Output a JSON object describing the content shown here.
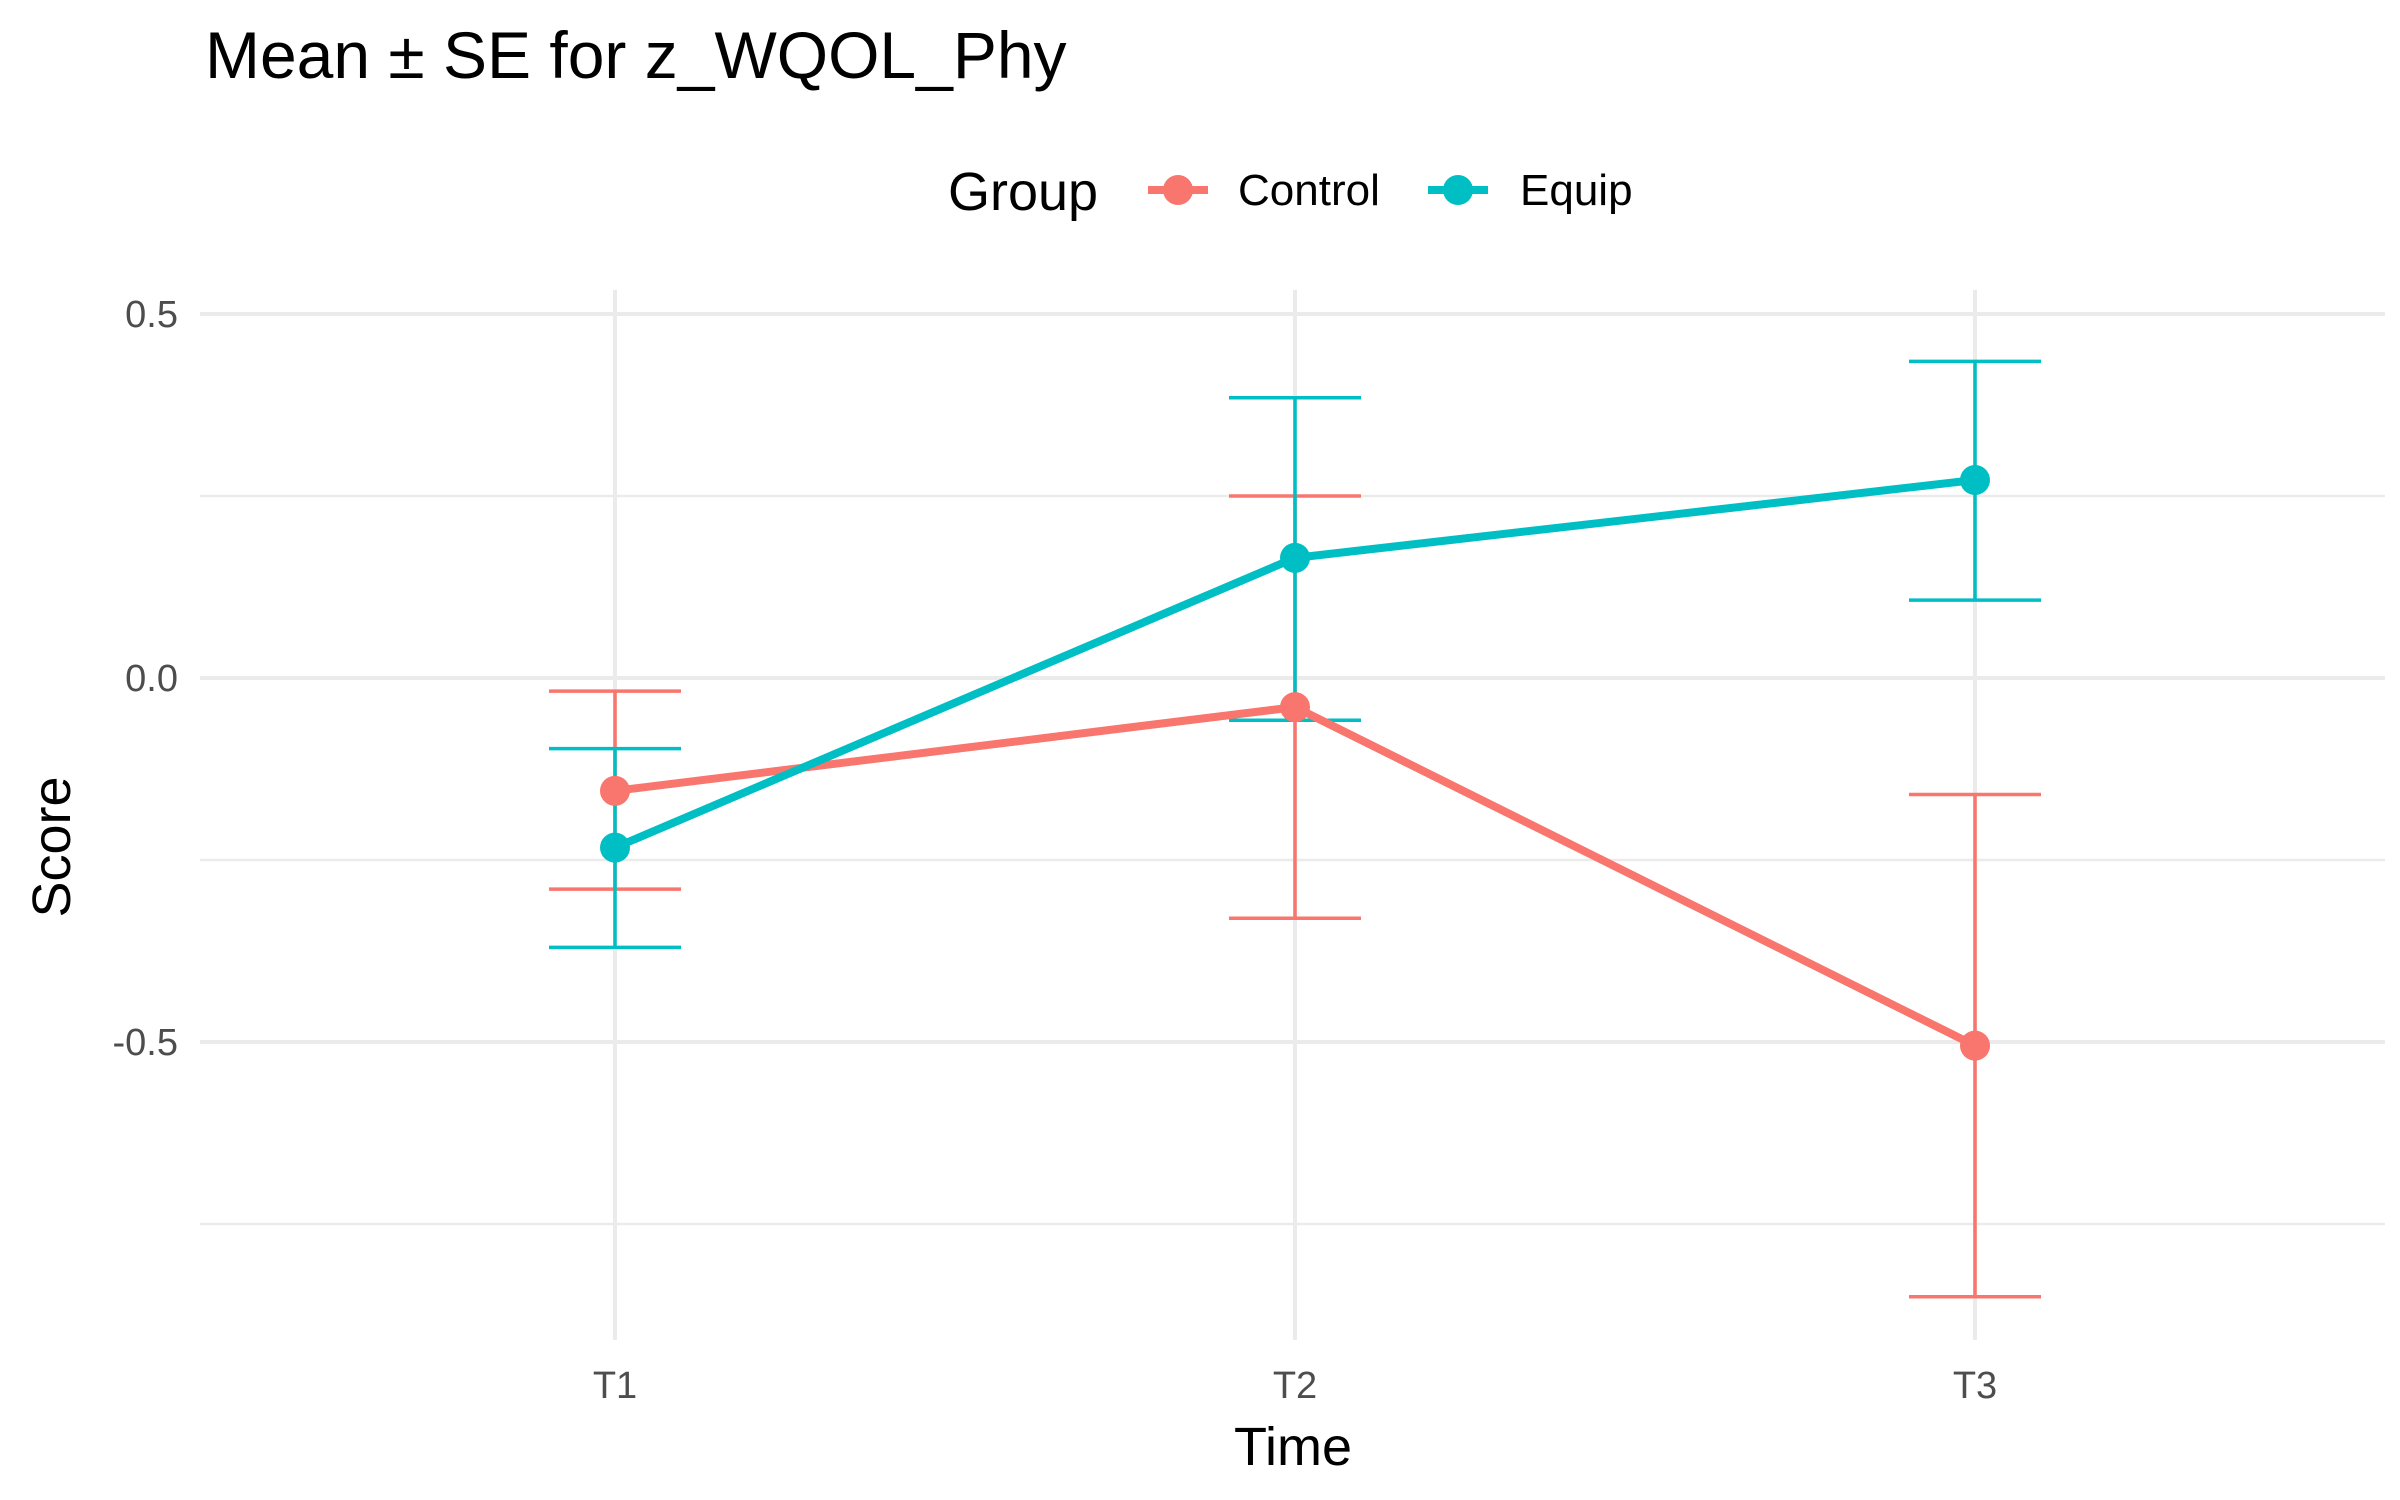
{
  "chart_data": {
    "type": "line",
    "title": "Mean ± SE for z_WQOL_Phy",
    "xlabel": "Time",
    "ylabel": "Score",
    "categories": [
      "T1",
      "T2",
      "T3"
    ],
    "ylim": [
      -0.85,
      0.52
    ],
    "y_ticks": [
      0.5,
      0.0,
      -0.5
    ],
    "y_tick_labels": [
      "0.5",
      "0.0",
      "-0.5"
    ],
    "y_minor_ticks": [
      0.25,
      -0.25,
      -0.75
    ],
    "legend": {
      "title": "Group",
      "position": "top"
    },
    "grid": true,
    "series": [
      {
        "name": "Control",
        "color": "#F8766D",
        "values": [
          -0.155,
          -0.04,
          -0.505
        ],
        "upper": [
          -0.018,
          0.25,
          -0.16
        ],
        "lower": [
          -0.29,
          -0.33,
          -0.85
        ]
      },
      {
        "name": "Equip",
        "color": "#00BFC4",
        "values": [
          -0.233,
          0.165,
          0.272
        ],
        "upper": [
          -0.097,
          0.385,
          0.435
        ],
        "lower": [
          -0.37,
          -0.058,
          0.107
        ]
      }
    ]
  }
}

--- --- ---

# AIM OF THE EXERCISE:
Find every line holding the word "title"; give their count and nothing else.

# ANSWER TO THIS TASK:
2